(WORK REQUIRED): Where a line holds the string "screenshot", return that line.
── RECORDS SHOWN
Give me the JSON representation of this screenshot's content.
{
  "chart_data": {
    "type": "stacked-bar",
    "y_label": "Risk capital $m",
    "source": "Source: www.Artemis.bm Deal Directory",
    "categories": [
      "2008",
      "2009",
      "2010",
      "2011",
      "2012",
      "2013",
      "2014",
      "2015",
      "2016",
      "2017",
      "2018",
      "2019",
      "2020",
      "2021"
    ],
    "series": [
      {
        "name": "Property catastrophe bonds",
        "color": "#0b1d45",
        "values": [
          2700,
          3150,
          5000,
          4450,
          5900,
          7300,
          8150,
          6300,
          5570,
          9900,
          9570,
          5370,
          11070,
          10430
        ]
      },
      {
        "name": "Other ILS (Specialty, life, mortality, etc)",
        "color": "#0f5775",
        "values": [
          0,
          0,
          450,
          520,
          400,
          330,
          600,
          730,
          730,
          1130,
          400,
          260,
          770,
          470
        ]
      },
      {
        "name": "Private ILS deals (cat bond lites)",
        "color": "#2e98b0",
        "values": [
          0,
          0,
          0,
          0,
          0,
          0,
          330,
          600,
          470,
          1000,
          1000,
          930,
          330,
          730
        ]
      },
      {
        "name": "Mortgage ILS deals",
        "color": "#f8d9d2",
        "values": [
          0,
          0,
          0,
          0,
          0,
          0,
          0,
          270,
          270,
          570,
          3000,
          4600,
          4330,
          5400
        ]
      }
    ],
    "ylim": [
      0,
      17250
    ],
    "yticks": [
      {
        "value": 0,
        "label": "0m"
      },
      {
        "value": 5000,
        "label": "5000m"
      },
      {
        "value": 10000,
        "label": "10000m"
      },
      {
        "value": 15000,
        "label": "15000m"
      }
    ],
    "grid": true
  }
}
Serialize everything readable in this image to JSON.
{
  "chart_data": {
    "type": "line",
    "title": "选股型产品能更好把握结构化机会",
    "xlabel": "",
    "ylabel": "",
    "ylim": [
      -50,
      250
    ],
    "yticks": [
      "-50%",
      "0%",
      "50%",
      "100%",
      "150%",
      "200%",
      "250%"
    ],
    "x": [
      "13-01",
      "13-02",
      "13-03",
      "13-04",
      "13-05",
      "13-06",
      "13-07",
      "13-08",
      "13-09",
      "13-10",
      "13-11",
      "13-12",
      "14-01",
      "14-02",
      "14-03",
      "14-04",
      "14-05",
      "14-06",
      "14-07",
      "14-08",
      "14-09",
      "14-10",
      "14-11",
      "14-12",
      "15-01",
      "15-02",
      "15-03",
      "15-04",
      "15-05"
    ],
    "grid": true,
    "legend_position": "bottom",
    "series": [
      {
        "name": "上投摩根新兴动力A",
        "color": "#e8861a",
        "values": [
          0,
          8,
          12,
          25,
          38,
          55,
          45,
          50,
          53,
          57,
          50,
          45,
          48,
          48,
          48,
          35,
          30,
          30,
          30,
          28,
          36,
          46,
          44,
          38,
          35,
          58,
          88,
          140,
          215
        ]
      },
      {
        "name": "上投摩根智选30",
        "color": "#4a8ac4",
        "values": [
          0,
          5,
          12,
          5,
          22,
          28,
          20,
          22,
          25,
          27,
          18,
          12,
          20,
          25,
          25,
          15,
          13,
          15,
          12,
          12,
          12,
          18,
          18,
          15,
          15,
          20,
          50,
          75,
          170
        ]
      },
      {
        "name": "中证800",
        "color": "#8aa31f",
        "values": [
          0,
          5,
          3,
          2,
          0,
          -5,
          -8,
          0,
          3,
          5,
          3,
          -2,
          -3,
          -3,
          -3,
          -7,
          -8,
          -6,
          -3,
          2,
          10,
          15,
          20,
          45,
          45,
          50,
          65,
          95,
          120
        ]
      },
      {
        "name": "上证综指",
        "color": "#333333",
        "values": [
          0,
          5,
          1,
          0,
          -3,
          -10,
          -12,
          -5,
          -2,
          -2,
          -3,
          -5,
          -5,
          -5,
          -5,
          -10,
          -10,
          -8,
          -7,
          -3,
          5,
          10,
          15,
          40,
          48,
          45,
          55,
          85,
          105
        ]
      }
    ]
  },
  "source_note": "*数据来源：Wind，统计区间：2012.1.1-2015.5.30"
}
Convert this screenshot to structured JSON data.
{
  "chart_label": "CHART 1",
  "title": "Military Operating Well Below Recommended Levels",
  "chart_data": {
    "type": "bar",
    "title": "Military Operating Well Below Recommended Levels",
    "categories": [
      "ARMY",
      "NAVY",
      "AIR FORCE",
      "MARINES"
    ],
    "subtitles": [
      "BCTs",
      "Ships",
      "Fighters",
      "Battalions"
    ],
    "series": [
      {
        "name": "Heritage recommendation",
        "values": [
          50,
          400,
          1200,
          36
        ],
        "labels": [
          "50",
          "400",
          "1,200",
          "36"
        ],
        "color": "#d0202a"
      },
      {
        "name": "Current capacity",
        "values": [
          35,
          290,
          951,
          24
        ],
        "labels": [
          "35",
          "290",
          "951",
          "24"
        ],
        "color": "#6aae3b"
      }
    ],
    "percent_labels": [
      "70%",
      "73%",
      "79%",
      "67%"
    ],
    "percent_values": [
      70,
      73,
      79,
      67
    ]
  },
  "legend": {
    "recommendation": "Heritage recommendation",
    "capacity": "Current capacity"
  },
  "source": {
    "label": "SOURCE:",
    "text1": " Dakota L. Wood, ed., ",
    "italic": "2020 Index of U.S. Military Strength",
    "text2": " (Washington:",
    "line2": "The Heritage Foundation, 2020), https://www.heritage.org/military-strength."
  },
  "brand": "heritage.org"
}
────
── RECORDS SHOWN
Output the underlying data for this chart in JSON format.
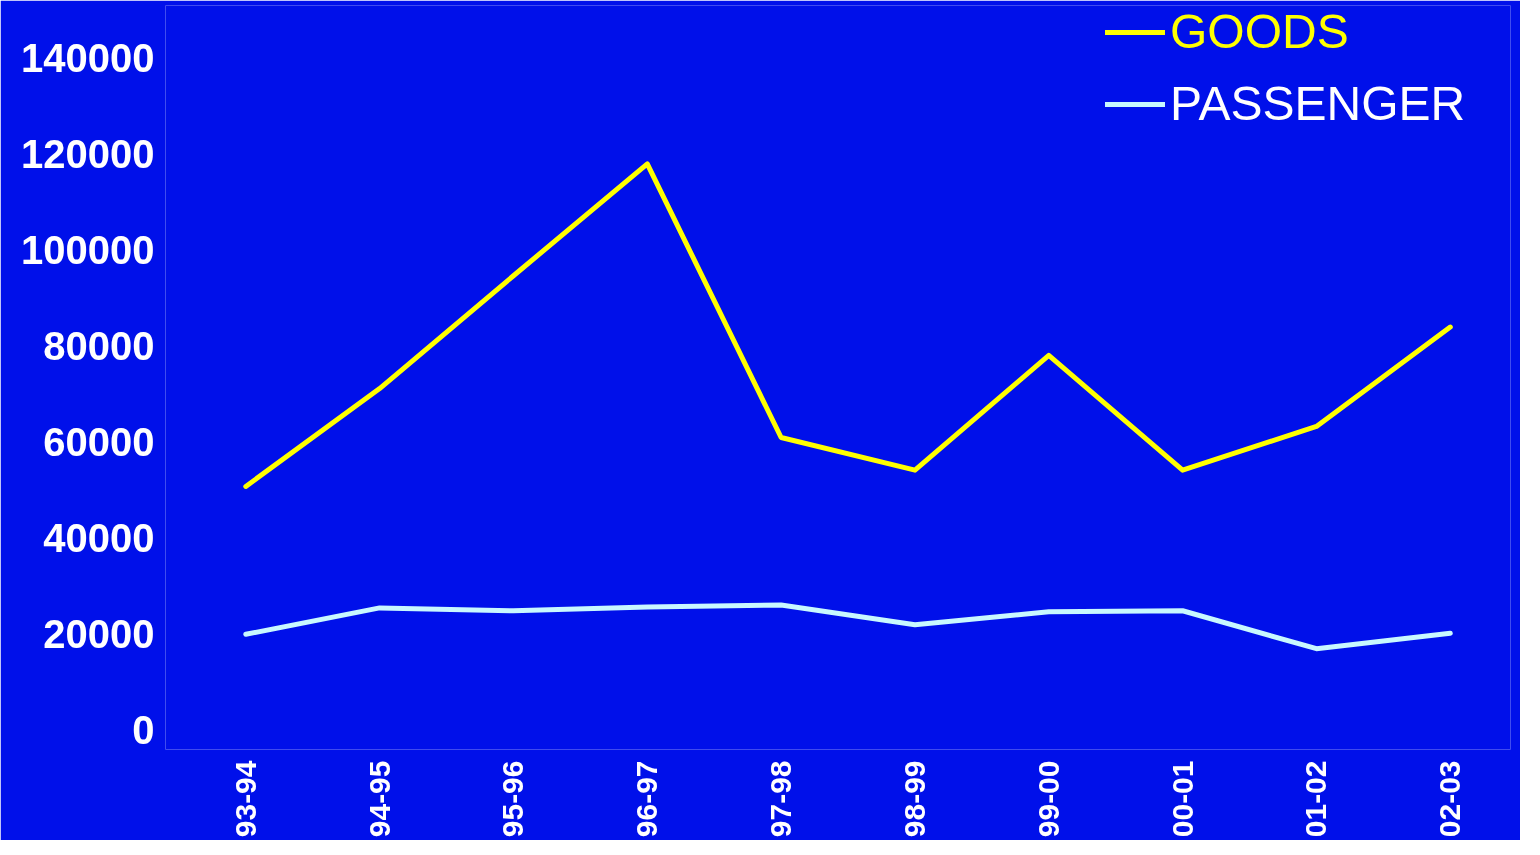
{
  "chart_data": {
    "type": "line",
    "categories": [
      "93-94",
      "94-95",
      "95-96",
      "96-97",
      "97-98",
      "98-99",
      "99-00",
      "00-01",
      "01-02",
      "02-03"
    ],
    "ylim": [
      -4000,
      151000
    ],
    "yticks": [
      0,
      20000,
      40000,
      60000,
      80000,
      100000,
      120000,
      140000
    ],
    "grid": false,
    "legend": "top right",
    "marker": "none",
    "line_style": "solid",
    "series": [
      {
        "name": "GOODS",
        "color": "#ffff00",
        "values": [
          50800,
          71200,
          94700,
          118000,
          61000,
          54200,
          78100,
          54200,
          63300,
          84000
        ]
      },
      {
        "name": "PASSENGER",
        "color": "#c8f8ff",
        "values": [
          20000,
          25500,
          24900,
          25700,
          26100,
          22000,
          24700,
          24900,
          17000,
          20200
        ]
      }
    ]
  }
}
────
(EXERCISE RESULT):
Give me the JSON representation of this screenshot's content.
Convert this screenshot to structured JSON data.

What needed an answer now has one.